Extracted records:
====
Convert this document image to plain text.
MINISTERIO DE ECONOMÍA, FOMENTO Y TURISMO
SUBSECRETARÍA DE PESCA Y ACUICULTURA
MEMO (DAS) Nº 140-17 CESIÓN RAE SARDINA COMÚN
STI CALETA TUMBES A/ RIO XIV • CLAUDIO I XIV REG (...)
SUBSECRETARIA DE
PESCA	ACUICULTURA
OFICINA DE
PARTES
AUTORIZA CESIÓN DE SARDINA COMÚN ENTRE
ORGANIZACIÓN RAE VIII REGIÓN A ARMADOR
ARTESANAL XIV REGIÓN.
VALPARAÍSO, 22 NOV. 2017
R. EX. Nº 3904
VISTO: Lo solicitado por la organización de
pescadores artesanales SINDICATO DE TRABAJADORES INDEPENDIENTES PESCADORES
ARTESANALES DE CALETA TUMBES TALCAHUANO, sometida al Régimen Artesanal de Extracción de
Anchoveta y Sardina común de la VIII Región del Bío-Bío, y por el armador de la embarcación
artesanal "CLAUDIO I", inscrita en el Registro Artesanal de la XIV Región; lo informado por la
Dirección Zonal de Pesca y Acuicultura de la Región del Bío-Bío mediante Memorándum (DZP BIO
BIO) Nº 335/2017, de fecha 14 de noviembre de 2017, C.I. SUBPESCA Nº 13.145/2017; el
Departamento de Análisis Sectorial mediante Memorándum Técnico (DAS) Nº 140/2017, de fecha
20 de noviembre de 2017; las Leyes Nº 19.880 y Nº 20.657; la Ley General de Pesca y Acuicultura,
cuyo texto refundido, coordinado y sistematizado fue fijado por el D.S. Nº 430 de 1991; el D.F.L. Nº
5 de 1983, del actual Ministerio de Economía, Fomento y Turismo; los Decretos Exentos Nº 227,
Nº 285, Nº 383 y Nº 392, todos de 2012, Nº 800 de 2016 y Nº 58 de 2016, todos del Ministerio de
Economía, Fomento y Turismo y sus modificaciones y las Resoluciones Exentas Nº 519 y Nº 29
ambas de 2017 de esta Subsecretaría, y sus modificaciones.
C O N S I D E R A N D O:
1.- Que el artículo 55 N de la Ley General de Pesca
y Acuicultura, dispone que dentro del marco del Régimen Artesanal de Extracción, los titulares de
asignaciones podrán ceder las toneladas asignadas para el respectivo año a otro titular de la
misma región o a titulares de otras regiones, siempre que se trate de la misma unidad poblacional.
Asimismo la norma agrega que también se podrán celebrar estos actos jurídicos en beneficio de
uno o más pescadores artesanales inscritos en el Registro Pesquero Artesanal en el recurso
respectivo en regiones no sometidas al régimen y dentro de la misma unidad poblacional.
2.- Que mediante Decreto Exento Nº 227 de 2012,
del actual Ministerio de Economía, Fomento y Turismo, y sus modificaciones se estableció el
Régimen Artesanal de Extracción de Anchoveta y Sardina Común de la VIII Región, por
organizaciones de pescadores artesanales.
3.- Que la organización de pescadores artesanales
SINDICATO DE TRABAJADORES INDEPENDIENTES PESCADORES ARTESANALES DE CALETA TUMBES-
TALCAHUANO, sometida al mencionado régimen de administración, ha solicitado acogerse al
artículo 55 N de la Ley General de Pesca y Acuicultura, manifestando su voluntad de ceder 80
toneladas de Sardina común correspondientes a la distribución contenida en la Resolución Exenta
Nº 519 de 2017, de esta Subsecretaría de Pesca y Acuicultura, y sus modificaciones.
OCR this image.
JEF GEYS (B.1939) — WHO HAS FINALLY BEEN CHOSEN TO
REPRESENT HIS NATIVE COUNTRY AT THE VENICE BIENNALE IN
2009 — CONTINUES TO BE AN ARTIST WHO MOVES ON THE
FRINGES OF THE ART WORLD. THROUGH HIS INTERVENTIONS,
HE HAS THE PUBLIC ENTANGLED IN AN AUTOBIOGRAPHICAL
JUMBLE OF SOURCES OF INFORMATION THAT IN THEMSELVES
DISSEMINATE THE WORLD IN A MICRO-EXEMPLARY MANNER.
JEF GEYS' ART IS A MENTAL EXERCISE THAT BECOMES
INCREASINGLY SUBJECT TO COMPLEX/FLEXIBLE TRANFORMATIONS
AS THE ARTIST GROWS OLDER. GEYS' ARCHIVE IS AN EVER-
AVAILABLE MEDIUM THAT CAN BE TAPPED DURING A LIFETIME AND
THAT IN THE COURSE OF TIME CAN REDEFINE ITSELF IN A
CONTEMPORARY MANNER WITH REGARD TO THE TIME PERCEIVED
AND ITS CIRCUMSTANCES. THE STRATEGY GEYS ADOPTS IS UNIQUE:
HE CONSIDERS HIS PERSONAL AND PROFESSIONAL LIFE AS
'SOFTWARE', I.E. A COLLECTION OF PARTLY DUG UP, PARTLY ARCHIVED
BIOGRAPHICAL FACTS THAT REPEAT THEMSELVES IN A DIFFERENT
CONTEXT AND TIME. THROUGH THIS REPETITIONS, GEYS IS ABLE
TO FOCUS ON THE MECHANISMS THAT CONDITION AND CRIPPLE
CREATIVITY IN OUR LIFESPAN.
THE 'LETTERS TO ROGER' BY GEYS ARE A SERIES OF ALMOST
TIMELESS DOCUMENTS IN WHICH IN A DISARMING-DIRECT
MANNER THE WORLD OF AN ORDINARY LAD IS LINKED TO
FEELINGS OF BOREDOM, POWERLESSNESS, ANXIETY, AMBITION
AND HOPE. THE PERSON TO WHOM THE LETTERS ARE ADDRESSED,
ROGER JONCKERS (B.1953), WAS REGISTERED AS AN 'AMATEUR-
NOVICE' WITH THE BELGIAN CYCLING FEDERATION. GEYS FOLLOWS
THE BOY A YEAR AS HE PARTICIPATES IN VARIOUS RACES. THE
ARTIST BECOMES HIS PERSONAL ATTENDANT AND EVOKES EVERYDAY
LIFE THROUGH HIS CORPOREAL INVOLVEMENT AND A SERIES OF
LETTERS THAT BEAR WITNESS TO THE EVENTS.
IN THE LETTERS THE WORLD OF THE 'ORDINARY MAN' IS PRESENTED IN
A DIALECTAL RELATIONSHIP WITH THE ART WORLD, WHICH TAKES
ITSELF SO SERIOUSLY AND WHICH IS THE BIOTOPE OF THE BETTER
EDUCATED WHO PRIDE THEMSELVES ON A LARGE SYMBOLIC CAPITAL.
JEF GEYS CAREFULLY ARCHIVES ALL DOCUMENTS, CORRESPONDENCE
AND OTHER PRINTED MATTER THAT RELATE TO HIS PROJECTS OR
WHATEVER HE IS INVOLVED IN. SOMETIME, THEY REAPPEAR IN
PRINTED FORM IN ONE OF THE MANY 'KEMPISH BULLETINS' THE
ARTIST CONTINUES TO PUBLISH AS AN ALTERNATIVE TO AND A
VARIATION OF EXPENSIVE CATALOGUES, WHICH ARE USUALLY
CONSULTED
====
-- Problem description --
Read the data above and pull out each line that holds the string "TUMBES".

-- Solution for this task --
STI CALETA TUMBES A/ RIO XIV • CLAUDIO I XIV REG (...)
ARTESANALES DE CALETA TUMBES TALCAHUANO, sometida al Régimen Artesanal de Extracción de
SINDICATO DE TRABAJADORES INDEPENDIENTES PESCADORES ARTESANALES DE CALETA TUMBES-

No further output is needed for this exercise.